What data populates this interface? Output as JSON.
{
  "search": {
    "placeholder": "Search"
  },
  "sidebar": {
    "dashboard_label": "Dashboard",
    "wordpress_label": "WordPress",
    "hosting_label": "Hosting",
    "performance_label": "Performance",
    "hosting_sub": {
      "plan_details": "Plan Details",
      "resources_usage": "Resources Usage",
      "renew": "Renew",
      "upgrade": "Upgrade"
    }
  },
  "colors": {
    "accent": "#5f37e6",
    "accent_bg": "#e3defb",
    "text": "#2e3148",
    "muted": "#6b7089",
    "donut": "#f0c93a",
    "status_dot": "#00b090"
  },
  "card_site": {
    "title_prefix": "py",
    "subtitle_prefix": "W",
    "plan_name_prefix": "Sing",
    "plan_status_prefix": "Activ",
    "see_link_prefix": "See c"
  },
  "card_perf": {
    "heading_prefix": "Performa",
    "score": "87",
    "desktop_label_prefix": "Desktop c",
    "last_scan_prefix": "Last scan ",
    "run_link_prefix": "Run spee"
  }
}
-=-=-
DIRECTIONS: Transcribe the data above in full, exactly.

ANSWER TO THIS PROBLEM:
What data populates this interface? Output as JSON.
{
  "search": {
    "placeholder": "Search"
  },
  "sidebar": {
    "dashboard_label": "Dashboard",
    "wordpress_label": "WordPress",
    "hosting_label": "Hosting",
    "performance_label": "Performance",
    "hosting_sub": {
      "plan_details": "Plan Details",
      "resources_usage": "Resources Usage",
      "renew": "Renew",
      "upgrade": "Upgrade"
    }
  },
  "colors": {
    "accent": "#5f37e6",
    "accent_bg": "#e3defb",
    "text": "#2e3148",
    "muted": "#6b7089",
    "donut": "#f0c93a",
    "status_dot": "#00b090"
  },
  "card_site": {
    "title_prefix": "py",
    "subtitle_prefix": "W",
    "plan_name_prefix": "Sing",
    "plan_status_prefix": "Activ",
    "see_link_prefix": "See c"
  },
  "card_perf": {
    "heading_prefix": "Performa",
    "score": "87",
    "desktop_label_prefix": "Desktop c",
    "last_scan_prefix": "Last scan ",
    "run_link_prefix": "Run spee"
  }
}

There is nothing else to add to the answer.